**CHALLENGE 1:** Using the news excerpt about Nikopol, explain in one to three sentences why locals fear a disaster at the nearby nuclear power plant.

— Start SELECTED EXTRACT —

NIKOPOL, UKRAINE - JULY 20, 2022 - The Zaporizhzhia Nuclear Power Plant in Enerhodar, Zaporizhzhia Region, is seen through barbed wire on the embankment in Nikopol, Dnipropetrovsk Region, central Ukraine. Russian invaders have been shelling Nikopol from the premises of the nuclear power plant. This photo cannot be distributed in the Russian Federation. (Photo credit should read Dmytro Smolyenko/ Ukrinform/Future Publishing via Getty Images)
NIKOPOL, UKRAINE - JULY 20, 2022 - The Zaporizhzhia Nuclear Power Plant in Enerhodar, Zaporizhzhia Region, is seen through barbed wire on the embankment in Nikopol, Dnipropetrovsk Region, central Ukraine. Russian invaders have been shelling Nikopol from the premises of the nuclear power plant. This photo cannot be distributed in the Russian Federation. (Photo credit should read Dmytro Smolyenko/ Ukrinform/Future Publishing via Getty Images)
https://ondemand.npr.org/anon.npr-mp3/npr/me/2022/08/20220815_me_ukraine-nuclear_neighbor_city.mp3?orgId=1&topicId=1124&aggIds=1082539802&d=227&story=1117511626&ft=nprml&f=1001

NIKOPOL, Ukraine — The Zaporizhzhia nuclear power station sits a few miles across the river from this friendly, no-frills city of steel-pipe factories in south-central Ukraine. Tamara Korolkova, a 70-year-old grandmother, can see the plant's panorama on the horizon from the apartment building where she's lived for decades.

She used to admire its symbolism of a powerful independent Ukraine.

Now she says she has nightmares about the plant blowing up.

"All of us are just scared all the time," she says. "I'm old, I have diabetes. If anything happens, I will only have time to lie on the floor and close my eyes."

Russia occupied the nuclear power plant in March. But in the past few weeks, Russian forces have used the area around the plant to stage rocket and missile attacks on Ukrainian cities — including Nikopol. Locals say these rockets are hitting private homes practically every day. They're also worried that Russia might misfire artillery and instead strike a reactor or nuclear storage facilities at the plant, causing a meltdown and radiation poisoning.

— End SELECTED EXTRACT —

**CHALLENGE 2:** Transcribe the stretch of the listing from its start through the line that contains "x-tick-label: 0 bbox=[64, 429, 72, 445]", both ends included.

— Start AVAILABLE DATA —

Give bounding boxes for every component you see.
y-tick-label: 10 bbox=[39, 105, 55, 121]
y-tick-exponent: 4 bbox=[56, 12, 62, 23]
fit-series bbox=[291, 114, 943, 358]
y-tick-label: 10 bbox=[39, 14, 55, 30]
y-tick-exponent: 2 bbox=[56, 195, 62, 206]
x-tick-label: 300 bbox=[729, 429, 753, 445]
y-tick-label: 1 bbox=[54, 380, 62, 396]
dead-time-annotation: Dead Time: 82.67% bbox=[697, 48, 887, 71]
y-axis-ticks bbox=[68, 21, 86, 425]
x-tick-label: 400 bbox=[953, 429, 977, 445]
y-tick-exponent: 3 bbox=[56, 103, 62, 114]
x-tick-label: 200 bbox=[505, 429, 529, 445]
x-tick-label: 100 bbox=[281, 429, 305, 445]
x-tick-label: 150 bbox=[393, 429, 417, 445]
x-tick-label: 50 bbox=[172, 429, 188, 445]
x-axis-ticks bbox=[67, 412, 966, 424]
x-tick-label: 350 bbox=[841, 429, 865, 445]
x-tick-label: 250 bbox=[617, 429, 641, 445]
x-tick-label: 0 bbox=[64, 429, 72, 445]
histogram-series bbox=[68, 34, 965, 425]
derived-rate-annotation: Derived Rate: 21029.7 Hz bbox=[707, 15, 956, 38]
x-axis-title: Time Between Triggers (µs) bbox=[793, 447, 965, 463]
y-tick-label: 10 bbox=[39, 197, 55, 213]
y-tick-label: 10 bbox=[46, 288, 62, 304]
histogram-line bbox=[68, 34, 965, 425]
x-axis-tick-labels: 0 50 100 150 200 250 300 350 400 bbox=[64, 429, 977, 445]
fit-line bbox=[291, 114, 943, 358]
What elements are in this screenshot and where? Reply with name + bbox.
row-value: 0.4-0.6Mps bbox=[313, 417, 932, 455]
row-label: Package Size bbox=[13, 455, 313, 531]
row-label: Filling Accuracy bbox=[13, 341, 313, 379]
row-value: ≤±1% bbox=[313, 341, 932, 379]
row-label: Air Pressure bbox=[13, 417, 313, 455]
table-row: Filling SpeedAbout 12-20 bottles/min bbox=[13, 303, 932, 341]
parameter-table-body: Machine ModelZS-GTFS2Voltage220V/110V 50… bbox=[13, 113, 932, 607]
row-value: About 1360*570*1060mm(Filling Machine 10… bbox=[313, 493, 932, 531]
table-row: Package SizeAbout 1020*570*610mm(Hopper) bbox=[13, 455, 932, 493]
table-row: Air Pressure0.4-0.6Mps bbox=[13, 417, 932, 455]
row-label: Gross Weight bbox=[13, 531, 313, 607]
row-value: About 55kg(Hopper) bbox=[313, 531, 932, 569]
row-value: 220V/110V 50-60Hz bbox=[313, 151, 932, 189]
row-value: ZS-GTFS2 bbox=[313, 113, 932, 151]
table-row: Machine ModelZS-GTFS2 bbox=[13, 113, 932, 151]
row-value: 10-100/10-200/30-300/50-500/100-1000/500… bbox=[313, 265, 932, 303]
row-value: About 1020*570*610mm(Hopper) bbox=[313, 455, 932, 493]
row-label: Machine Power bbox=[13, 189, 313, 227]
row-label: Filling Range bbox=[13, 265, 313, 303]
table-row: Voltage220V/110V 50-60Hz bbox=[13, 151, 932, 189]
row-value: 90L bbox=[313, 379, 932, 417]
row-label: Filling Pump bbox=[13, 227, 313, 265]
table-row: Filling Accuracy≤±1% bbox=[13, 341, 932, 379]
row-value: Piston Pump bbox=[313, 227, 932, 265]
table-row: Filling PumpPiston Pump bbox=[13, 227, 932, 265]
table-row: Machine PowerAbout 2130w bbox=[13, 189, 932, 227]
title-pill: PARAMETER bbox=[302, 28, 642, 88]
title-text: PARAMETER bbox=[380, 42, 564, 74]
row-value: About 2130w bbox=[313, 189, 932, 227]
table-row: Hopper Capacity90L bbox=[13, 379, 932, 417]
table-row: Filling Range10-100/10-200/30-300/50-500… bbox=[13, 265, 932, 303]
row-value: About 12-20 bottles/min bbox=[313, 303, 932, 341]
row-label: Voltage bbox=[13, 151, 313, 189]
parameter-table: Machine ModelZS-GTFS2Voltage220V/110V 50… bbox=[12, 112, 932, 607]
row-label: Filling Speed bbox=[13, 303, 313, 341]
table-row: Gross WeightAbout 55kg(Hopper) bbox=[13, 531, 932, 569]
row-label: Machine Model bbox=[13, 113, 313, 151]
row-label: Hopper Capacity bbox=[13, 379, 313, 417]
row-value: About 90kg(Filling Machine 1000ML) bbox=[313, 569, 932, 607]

— End AVAILABLE DATA —

**COMPLETE RESPONSE 1:** Since Russia occupied the plant, Russian forces have used the area around it to stage rocket and missile attacks on Ukrainian cities, including Nikopol. Locals worry that Russia might misfire artillery and strike a reactor or nuclear storage facilities at the plant, causing a meltdown and radiation poisoning.

**COMPLETE RESPONSE 2:**
Give bounding boxes for every component you see.
y-tick-label: 10 bbox=[39, 105, 55, 121]
y-tick-exponent: 4 bbox=[56, 12, 62, 23]
fit-series bbox=[291, 114, 943, 358]
y-tick-label: 10 bbox=[39, 14, 55, 30]
y-tick-exponent: 2 bbox=[56, 195, 62, 206]
x-tick-label: 300 bbox=[729, 429, 753, 445]
y-tick-label: 1 bbox=[54, 380, 62, 396]
dead-time-annotation: Dead Time: 82.67% bbox=[697, 48, 887, 71]
y-axis-ticks bbox=[68, 21, 86, 425]
x-tick-label: 400 bbox=[953, 429, 977, 445]
y-tick-exponent: 3 bbox=[56, 103, 62, 114]
x-tick-label: 200 bbox=[505, 429, 529, 445]
x-tick-label: 100 bbox=[281, 429, 305, 445]
x-tick-label: 150 bbox=[393, 429, 417, 445]
x-tick-label: 50 bbox=[172, 429, 188, 445]
x-axis-ticks bbox=[67, 412, 966, 424]
x-tick-label: 350 bbox=[841, 429, 865, 445]
x-tick-label: 250 bbox=[617, 429, 641, 445]
x-tick-label: 0 bbox=[64, 429, 72, 445]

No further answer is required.